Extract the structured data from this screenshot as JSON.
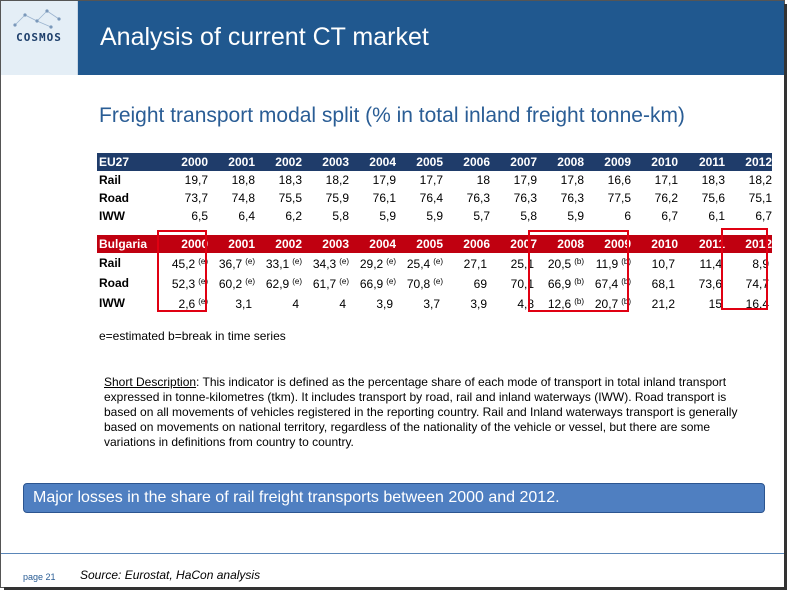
{
  "logo": {
    "text": "COSMOS"
  },
  "header": {
    "title": "Analysis of current CT market"
  },
  "subtitle": "Freight transport modal split (% in total inland freight tonne-km)",
  "eu_table": {
    "label": "EU27",
    "years": [
      "2000",
      "2001",
      "2002",
      "2003",
      "2004",
      "2005",
      "2006",
      "2007",
      "2008",
      "2009",
      "2010",
      "2011",
      "2012"
    ],
    "rows": [
      {
        "label": "Rail",
        "values": [
          "19,7",
          "18,8",
          "18,3",
          "18,2",
          "17,9",
          "17,7",
          "18",
          "17,9",
          "17,8",
          "16,6",
          "17,1",
          "18,3",
          "18,2"
        ]
      },
      {
        "label": "Road",
        "values": [
          "73,7",
          "74,8",
          "75,5",
          "75,9",
          "76,1",
          "76,4",
          "76,3",
          "76,3",
          "76,3",
          "77,5",
          "76,2",
          "75,6",
          "75,1"
        ]
      },
      {
        "label": "IWW",
        "values": [
          "6,5",
          "6,4",
          "6,2",
          "5,8",
          "5,9",
          "5,9",
          "5,7",
          "5,8",
          "5,9",
          "6",
          "6,7",
          "6,1",
          "6,7"
        ]
      }
    ]
  },
  "bg_table": {
    "label": "Bulgaria",
    "years": [
      "2000",
      "2001",
      "2002",
      "2003",
      "2004",
      "2005",
      "2006",
      "2007",
      "2008",
      "2009",
      "2010",
      "2011",
      "2012"
    ],
    "rows": [
      {
        "label": "Rail",
        "values": [
          "45,2",
          "36,7",
          "33,1",
          "34,3",
          "29,2",
          "25,4",
          "27,1",
          "25,1",
          "20,5",
          "11,9",
          "10,7",
          "11,4",
          "8,9"
        ],
        "notes": [
          "(e)",
          "(e)",
          "(e)",
          "(e)",
          "(e)",
          "(e)",
          "",
          "",
          "(b)",
          "(b)",
          "",
          "",
          ""
        ]
      },
      {
        "label": "Road",
        "values": [
          "52,3",
          "60,2",
          "62,9",
          "61,7",
          "66,9",
          "70,8",
          "69",
          "70,1",
          "66,9",
          "67,4",
          "68,1",
          "73,6",
          "74,7"
        ],
        "notes": [
          "(e)",
          "(e)",
          "(e)",
          "(e)",
          "(e)",
          "(e)",
          "",
          "",
          "(b)",
          "(b)",
          "",
          "",
          ""
        ]
      },
      {
        "label": "IWW",
        "values": [
          "2,6",
          "3,1",
          "4",
          "4",
          "3,9",
          "3,7",
          "3,9",
          "4,8",
          "12,6",
          "20,7",
          "21,2",
          "15",
          "16,4"
        ],
        "notes": [
          "(e)",
          "",
          "",
          "",
          "",
          "",
          "",
          "",
          "(b)",
          "(b)",
          "",
          "",
          ""
        ]
      }
    ]
  },
  "legend_note": "e=estimated b=break in time series",
  "description": {
    "label": "Short Description",
    "text": ": This indicator is defined as the percentage share of each mode of transport in total inland transport expressed in tonne-kilometres (tkm). It includes transport by road, rail and inland waterways (IWW). Road transport is based on all movements of vehicles registered in the reporting country. Rail and Inland waterways transport is generally based on movements on national territory, regardless of the nationality of the vehicle or vessel, but there are some variations in definitions from country to country."
  },
  "banner": "Major losses in the share of rail freight transports between 2000 and 2012.",
  "footer": {
    "page": "page 21",
    "source": "Source: Eurostat, HaCon analysis"
  },
  "colors": {
    "header": "#20588f",
    "eu_header": "#1f3c6a",
    "bg_header": "#c00010",
    "highlight": "#e00012",
    "banner": "#4f7fc1"
  }
}
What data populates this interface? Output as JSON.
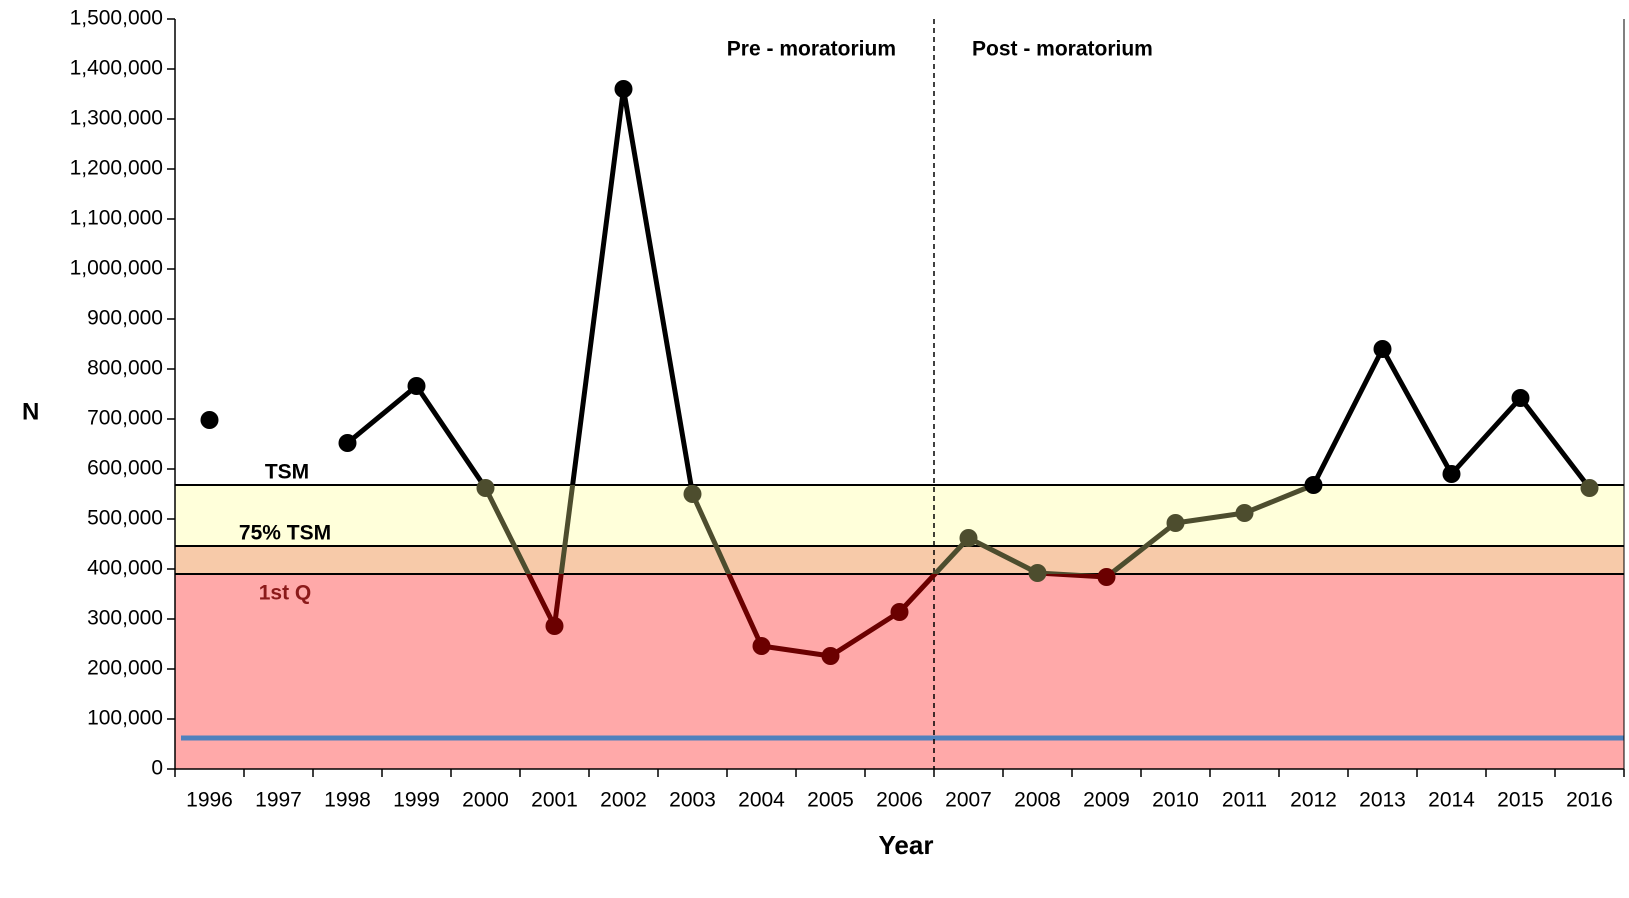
{
  "chart_data": {
    "type": "line",
    "xlabel": "Year",
    "ylabel": "N",
    "categories": [
      "1996",
      "1997",
      "1998",
      "1999",
      "2000",
      "2001",
      "2002",
      "2003",
      "2004",
      "2005",
      "2006",
      "2007",
      "2008",
      "2009",
      "2010",
      "2011",
      "2012",
      "2013",
      "2014",
      "2015",
      "2016"
    ],
    "series": [
      {
        "name": "N",
        "color": "#000000",
        "band_color": "#4d4d2e",
        "low_color": "#6b0000",
        "values": [
          698000,
          null,
          652000,
          766000,
          562000,
          286000,
          1360000,
          550000,
          246000,
          226000,
          314000,
          462000,
          392000,
          384000,
          492000,
          512000,
          568000,
          840000,
          590000,
          742000,
          562000
        ]
      }
    ],
    "ylim": [
      0,
      1500000
    ],
    "yticks": [
      {
        "value": 0,
        "label": "0"
      },
      {
        "value": 100000,
        "label": "100,000"
      },
      {
        "value": 200000,
        "label": "200,000"
      },
      {
        "value": 300000,
        "label": "300,000"
      },
      {
        "value": 400000,
        "label": "400,000"
      },
      {
        "value": 500000,
        "label": "500,000"
      },
      {
        "value": 600000,
        "label": "600,000"
      },
      {
        "value": 700000,
        "label": "700,000"
      },
      {
        "value": 800000,
        "label": "800,000"
      },
      {
        "value": 900000,
        "label": "900,000"
      },
      {
        "value": 1000000,
        "label": "1,000,000"
      },
      {
        "value": 1100000,
        "label": "1,100,000"
      },
      {
        "value": 1200000,
        "label": "1,200,000"
      },
      {
        "value": 1300000,
        "label": "1,300,000"
      },
      {
        "value": 1400000,
        "label": "1,400,000"
      },
      {
        "value": 1500000,
        "label": "1,500,000"
      }
    ],
    "thresholds": [
      {
        "label": "TSM",
        "value": 568000,
        "color": "#ffffda",
        "label_color": "#000000"
      },
      {
        "label": "75% TSM",
        "value": 446000,
        "color": "#f7caa9",
        "label_color": "#000000"
      },
      {
        "label": "1st Q",
        "value": 390000,
        "color": "#ffa9a9",
        "label_color": "#8b1a1a"
      }
    ],
    "reference_line": {
      "value": 62000,
      "color": "#4f81bd"
    },
    "divider_after": "2006",
    "annotations": [
      "Pre - moratorium",
      "Post - moratorium"
    ]
  }
}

_Required task_
Give nothing but the count of lines in the listing above that hold the string "series".

_Result for this task_
2